**Data section**
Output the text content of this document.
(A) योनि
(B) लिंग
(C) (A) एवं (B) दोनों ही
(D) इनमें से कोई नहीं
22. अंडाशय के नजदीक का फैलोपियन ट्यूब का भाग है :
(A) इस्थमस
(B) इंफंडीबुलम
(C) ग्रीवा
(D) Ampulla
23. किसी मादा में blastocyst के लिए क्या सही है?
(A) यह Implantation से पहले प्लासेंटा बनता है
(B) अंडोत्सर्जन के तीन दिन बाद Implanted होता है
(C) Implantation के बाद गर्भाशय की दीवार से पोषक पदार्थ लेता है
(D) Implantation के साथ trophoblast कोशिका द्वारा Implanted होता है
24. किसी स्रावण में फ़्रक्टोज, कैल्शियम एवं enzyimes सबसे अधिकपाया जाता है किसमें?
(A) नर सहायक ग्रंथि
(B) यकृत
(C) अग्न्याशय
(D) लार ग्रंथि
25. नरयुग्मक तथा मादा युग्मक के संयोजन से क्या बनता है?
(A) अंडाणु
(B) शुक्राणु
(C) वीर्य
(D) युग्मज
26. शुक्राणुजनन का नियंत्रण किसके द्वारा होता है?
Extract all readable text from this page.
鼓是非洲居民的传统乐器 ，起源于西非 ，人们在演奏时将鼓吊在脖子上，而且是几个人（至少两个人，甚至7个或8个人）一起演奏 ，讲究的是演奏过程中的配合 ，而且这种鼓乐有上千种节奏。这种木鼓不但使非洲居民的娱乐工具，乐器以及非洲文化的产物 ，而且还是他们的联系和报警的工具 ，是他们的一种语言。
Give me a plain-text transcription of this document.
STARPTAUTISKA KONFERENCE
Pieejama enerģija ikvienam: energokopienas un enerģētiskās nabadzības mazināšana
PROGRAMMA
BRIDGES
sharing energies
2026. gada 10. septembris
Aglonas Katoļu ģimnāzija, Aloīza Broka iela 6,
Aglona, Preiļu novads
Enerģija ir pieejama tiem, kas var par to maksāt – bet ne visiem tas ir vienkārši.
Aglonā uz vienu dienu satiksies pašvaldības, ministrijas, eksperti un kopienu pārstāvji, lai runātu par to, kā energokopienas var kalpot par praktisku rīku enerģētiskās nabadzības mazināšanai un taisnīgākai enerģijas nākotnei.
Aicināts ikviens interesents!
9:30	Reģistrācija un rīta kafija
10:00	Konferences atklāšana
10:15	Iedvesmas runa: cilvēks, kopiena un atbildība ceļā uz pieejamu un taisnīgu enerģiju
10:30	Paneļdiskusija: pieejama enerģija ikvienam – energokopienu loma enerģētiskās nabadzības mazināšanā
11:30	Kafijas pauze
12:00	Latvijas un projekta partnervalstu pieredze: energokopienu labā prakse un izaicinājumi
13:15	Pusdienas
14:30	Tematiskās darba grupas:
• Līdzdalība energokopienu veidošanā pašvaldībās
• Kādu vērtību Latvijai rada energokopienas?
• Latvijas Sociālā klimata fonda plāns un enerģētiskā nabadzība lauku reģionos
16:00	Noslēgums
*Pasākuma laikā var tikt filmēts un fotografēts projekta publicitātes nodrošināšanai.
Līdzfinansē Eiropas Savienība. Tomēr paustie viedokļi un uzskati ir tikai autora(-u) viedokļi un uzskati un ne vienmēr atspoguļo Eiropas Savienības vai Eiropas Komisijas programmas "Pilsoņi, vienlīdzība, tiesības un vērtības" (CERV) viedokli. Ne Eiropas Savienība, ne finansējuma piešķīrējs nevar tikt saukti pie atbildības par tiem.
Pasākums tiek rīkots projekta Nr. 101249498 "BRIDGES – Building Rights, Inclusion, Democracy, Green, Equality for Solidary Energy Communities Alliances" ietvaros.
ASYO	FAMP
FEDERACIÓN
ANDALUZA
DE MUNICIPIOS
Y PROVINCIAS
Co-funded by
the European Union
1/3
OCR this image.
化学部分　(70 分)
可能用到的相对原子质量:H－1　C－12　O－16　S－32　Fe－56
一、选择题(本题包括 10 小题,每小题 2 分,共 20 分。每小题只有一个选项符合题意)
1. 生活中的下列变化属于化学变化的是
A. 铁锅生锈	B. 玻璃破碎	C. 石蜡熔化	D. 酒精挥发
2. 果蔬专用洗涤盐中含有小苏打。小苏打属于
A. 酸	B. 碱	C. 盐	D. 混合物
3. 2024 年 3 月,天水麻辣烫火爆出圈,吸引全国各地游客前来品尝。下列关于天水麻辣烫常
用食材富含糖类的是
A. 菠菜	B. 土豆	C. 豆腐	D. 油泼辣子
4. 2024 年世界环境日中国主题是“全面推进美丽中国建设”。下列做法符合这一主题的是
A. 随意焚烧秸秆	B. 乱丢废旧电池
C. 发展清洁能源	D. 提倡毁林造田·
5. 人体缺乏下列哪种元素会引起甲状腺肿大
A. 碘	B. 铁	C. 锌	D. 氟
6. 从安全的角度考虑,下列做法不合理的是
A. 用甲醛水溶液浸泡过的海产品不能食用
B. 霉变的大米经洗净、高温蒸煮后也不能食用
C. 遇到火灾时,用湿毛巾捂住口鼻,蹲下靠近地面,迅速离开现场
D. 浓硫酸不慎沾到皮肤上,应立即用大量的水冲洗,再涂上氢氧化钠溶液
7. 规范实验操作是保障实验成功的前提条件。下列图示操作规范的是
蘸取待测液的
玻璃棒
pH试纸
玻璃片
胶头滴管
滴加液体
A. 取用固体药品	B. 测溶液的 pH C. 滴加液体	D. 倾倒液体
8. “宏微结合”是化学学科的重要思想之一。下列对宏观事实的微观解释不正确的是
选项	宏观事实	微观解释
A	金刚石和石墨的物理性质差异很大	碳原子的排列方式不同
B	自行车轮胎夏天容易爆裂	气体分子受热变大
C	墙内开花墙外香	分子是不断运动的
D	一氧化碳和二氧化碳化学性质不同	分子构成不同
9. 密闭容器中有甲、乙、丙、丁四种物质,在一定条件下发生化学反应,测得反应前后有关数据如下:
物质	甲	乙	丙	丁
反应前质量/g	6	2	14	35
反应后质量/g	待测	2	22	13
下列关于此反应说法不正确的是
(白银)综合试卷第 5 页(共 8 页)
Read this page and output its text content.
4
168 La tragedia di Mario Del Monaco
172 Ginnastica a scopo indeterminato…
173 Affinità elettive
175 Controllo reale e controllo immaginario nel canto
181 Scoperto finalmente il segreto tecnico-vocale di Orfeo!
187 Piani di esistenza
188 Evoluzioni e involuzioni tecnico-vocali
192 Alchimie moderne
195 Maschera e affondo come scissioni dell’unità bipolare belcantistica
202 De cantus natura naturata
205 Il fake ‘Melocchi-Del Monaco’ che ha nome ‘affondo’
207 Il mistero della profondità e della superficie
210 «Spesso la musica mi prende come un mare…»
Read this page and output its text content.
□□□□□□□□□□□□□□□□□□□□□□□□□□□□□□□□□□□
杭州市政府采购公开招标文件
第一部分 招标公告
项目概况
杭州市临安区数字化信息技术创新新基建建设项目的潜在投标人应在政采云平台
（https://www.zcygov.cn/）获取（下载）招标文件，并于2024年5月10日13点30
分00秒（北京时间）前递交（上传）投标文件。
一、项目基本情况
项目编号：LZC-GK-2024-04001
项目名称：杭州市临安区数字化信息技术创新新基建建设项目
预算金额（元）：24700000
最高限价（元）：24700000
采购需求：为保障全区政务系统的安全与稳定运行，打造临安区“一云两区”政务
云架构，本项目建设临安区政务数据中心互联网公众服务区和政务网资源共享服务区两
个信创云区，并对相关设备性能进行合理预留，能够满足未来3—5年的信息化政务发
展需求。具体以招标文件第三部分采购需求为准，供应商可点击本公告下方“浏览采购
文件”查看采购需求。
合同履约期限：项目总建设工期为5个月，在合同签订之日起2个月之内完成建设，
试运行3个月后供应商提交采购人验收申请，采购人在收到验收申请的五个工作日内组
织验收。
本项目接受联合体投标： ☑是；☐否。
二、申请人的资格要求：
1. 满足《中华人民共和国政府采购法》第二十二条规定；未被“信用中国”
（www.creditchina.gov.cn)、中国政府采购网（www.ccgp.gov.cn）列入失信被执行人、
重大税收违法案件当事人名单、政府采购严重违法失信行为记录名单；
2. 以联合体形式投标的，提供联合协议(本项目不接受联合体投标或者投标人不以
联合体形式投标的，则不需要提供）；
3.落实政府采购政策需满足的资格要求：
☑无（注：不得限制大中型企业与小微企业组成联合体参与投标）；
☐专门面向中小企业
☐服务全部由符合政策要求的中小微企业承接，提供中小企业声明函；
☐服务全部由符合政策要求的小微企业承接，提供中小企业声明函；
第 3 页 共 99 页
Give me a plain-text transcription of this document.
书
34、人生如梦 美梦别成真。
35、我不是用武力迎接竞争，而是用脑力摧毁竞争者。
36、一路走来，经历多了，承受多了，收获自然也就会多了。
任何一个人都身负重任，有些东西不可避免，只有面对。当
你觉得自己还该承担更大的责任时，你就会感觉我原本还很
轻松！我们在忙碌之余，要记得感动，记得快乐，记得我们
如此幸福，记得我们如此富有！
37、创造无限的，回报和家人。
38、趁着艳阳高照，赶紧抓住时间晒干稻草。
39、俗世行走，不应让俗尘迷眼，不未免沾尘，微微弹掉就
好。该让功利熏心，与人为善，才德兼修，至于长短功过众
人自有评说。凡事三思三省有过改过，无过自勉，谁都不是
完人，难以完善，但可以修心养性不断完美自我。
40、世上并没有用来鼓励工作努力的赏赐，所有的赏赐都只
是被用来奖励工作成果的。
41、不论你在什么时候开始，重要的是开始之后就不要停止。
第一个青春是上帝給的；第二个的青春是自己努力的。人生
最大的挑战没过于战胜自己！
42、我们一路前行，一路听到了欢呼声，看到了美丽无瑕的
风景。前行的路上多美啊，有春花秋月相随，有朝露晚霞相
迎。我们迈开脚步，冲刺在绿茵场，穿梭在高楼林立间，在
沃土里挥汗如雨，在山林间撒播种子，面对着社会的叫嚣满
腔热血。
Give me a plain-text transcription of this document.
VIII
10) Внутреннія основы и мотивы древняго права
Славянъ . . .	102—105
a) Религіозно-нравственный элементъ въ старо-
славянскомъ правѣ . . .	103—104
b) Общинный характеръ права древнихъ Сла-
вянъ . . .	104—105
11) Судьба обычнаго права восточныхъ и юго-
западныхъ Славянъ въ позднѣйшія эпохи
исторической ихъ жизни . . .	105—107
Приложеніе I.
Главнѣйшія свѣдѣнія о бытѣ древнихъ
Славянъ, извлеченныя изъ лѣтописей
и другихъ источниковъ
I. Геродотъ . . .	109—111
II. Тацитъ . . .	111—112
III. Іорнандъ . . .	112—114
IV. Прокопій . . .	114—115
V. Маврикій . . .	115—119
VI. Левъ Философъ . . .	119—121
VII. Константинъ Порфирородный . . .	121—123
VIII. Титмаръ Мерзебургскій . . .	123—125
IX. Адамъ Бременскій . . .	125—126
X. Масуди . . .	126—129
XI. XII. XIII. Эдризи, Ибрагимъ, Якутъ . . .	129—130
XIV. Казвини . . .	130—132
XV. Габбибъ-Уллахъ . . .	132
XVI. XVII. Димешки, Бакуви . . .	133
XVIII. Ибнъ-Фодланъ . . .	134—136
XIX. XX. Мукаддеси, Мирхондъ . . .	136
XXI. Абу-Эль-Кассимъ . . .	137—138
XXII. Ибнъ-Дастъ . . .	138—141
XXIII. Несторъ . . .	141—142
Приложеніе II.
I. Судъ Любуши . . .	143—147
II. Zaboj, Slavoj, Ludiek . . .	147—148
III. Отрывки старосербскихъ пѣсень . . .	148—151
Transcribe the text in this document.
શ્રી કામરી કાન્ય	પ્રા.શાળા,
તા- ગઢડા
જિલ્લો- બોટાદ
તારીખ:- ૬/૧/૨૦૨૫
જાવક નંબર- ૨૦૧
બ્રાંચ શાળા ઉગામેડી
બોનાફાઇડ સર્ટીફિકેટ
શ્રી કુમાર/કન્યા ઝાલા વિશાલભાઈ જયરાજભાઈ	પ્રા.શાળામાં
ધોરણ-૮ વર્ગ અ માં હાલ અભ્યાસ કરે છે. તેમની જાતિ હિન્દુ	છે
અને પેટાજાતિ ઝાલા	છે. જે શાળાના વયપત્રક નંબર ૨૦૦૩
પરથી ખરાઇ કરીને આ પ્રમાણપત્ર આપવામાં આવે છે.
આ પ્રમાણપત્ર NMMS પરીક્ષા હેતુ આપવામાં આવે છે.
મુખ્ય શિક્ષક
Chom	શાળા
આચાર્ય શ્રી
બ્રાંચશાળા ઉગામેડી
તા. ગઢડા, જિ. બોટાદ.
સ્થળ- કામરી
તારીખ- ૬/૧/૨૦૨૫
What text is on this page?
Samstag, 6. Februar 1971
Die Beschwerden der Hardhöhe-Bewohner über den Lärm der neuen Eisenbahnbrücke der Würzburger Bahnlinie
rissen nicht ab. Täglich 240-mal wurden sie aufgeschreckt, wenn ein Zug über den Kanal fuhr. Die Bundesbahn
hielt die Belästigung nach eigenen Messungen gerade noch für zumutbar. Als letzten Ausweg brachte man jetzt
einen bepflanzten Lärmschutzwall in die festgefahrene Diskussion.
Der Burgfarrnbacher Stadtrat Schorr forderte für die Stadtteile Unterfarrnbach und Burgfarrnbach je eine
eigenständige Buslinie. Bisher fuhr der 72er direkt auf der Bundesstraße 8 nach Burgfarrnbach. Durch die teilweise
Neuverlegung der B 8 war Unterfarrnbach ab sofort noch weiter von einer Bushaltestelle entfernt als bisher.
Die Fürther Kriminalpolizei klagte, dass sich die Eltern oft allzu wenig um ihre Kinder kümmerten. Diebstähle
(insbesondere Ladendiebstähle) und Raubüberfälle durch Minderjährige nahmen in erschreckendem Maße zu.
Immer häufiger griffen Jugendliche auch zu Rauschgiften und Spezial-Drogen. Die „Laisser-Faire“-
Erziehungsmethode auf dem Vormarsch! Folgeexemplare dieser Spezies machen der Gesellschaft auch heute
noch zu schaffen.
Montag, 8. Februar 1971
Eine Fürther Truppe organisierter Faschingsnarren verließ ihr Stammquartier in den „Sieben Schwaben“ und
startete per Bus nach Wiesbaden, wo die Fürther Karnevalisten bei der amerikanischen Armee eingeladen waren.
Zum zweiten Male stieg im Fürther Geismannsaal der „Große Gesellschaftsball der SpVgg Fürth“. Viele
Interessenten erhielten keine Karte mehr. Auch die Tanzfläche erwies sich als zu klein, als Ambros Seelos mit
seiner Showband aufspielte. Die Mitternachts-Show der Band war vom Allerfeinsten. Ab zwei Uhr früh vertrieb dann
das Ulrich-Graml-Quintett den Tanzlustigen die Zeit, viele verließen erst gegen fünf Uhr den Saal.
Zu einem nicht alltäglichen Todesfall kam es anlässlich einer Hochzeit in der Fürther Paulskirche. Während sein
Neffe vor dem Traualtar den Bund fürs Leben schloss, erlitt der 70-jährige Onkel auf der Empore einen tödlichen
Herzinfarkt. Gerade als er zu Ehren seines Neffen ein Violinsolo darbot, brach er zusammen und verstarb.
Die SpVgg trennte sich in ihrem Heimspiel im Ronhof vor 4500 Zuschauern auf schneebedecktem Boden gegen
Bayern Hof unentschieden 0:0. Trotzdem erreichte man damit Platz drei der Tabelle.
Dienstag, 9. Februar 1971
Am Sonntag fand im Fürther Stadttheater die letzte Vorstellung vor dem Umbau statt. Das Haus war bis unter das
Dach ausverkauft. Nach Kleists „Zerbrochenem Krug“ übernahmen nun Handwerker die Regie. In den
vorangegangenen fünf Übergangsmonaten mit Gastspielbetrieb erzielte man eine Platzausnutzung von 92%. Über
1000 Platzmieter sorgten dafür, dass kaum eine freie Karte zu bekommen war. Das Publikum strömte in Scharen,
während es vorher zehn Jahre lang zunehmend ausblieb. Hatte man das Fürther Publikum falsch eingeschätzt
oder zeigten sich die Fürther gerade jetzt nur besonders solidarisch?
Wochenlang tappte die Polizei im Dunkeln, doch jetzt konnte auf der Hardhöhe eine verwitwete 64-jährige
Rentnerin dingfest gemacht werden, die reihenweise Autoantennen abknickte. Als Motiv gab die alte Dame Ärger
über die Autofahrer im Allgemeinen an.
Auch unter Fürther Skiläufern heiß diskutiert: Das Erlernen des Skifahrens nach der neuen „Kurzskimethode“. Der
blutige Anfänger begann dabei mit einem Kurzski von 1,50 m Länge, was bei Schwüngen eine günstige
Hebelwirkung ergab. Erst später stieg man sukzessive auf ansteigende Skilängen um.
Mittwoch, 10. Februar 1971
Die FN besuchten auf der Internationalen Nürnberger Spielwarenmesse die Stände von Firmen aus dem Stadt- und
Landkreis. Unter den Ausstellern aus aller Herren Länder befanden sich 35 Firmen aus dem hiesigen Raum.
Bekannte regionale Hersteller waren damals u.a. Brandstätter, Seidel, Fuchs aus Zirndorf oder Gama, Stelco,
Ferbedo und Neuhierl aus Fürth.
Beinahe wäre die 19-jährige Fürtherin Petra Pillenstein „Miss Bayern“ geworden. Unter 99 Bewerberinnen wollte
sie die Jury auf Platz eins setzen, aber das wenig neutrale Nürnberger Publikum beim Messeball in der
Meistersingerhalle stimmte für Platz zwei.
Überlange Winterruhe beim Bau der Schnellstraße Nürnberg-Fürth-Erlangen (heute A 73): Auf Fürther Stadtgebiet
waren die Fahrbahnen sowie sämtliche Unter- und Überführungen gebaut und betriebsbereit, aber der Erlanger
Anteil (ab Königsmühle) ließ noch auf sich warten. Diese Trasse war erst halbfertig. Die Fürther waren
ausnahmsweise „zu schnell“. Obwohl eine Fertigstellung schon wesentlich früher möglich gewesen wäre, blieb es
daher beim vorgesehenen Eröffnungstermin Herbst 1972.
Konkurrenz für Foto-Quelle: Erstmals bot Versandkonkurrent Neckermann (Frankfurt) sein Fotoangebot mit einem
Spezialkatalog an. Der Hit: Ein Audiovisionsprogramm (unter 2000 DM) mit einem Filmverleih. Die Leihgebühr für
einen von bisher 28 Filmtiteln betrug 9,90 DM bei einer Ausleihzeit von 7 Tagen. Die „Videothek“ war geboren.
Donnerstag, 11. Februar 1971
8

**Do this**
Go through the entries above and count the lines containing the word "fünf"; give only that count.

**Written answer**
2